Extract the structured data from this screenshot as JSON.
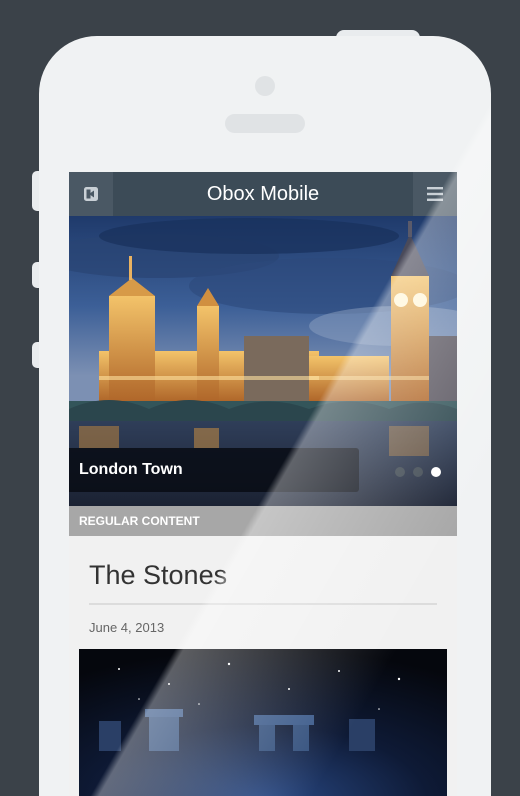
{
  "app": {
    "title": "Obox Mobile"
  },
  "nav": {
    "left_icon": "sign-in-icon",
    "right_icon": "hamburger-menu-icon"
  },
  "slider": {
    "caption": "London Town",
    "slide_count": 3,
    "active_slide": 3
  },
  "section": {
    "label": "REGULAR CONTENT"
  },
  "post": {
    "title": "The Stones",
    "date": "June 4, 2013"
  },
  "colors": {
    "background": "#3b4249",
    "nav_bar": "#3c4b57",
    "section_bar": "#a7a7a7",
    "caption_bg": "#080c14"
  }
}
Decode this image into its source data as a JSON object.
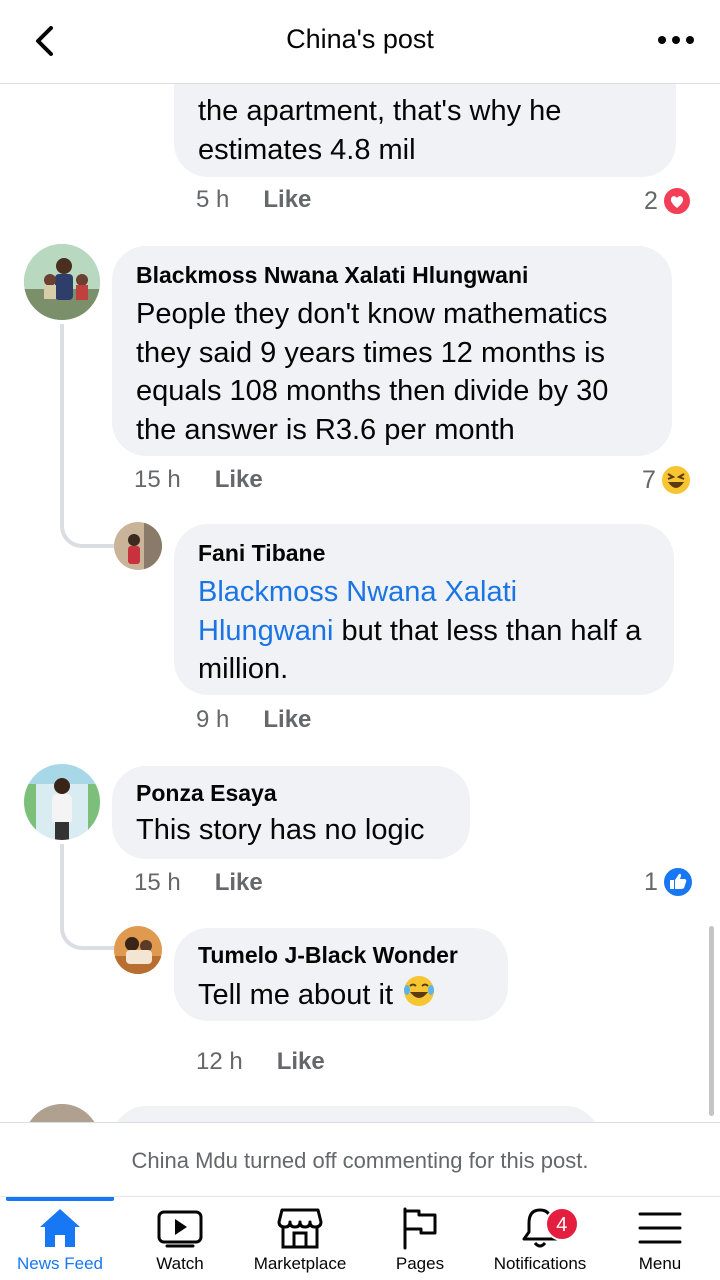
{
  "header": {
    "title": "China's post"
  },
  "comments": [
    {
      "text": "the apartment, that's why he estimates 4.8 mil",
      "time": "5 h",
      "like": "Like",
      "reaction_count": "2",
      "reaction": "love-reaction-icon"
    },
    {
      "author": "Blackmoss Nwana Xalati Hlungwani",
      "text": "People they don't know mathematics they said 9 years times 12 months is equals 108 months then divide by 30 the answer is R3.6 per month",
      "time": "15 h",
      "like": "Like",
      "reaction_count": "7",
      "reaction": "haha-reaction-icon"
    },
    {
      "author": "Fani Tibane",
      "mention": "Blackmoss Nwana Xalati Hlungwani",
      "text": " but that less than half a million.",
      "time": "9 h",
      "like": "Like"
    },
    {
      "author": "Ponza Esaya",
      "text": "This story has no logic",
      "time": "15 h",
      "like": "Like",
      "reaction_count": "1",
      "reaction": "like-reaction-icon"
    },
    {
      "author": "Tumelo J-Black Wonder",
      "text": "Tell me about it",
      "time": "12 h",
      "like": "Like"
    }
  ],
  "notice": {
    "name": "China Mdu",
    "text": " turned off commenting for this post."
  },
  "nav": [
    {
      "label": "News Feed",
      "icon": "home-icon",
      "active": true
    },
    {
      "label": "Watch",
      "icon": "watch-icon"
    },
    {
      "label": "Marketplace",
      "icon": "marketplace-icon"
    },
    {
      "label": "Pages",
      "icon": "flag-icon"
    },
    {
      "label": "Notifications",
      "icon": "bell-icon",
      "badge": "4"
    },
    {
      "label": "Menu",
      "icon": "menu-icon"
    }
  ],
  "colors": {
    "accent": "#1877f2",
    "bubble": "#f0f2f5",
    "badge": "#e41e3f",
    "mention": "#1b74e4"
  }
}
==================================================
Quote the preceding listing precisely and completely, omitting its images.

### EXERCISE OUTPUT
Extract the structured data from this screenshot as JSON.
{
  "app": {
    "title": "Obox Mobile"
  },
  "nav": {
    "left_icon": "sign-in-icon",
    "right_icon": "hamburger-menu-icon"
  },
  "slider": {
    "caption": "London Town",
    "slide_count": 3,
    "active_slide": 3
  },
  "section": {
    "label": "REGULAR CONTENT"
  },
  "post": {
    "title": "The Stones",
    "date": "June 4, 2013"
  },
  "colors": {
    "background": "#3b4249",
    "nav_bar": "#3c4b57",
    "section_bar": "#a7a7a7",
    "caption_bg": "#080c14"
  }
}
Decode this image into its source data as a JSON object.
{
  "header": {
    "title": "China's post"
  },
  "comments": [
    {
      "text": "the apartment, that's why he estimates 4.8 mil",
      "time": "5 h",
      "like": "Like",
      "reaction_count": "2",
      "reaction": "love-reaction-icon"
    },
    {
      "author": "Blackmoss Nwana Xalati Hlungwani",
      "text": "People they don't know mathematics they said 9 years times 12 months is equals 108 months then divide by 30 the answer is R3.6 per month",
      "time": "15 h",
      "like": "Like",
      "reaction_count": "7",
      "reaction": "haha-reaction-icon"
    },
    {
      "author": "Fani Tibane",
      "mention": "Blackmoss Nwana Xalati Hlungwani",
      "text": " but that less than half a million.",
      "time": "9 h",
      "like": "Like"
    },
    {
      "author": "Ponza Esaya",
      "text": "This story has no logic",
      "time": "15 h",
      "like": "Like",
      "reaction_count": "1",
      "reaction": "like-reaction-icon"
    },
    {
      "author": "Tumelo J-Black Wonder",
      "text": "Tell me about it",
      "time": "12 h",
      "like": "Like"
    }
  ],
  "notice": {
    "name": "China Mdu",
    "text": " turned off commenting for this post."
  },
  "nav": [
    {
      "label": "News Feed",
      "icon": "home-icon",
      "active": true
    },
    {
      "label": "Watch",
      "icon": "watch-icon"
    },
    {
      "label": "Marketplace",
      "icon": "marketplace-icon"
    },
    {
      "label": "Pages",
      "icon": "flag-icon"
    },
    {
      "label": "Notifications",
      "icon": "bell-icon",
      "badge": "4"
    },
    {
      "label": "Menu",
      "icon": "menu-icon"
    }
  ],
  "colors": {
    "accent": "#1877f2",
    "bubble": "#f0f2f5",
    "badge": "#e41e3f",
    "mention": "#1b74e4"
  }
}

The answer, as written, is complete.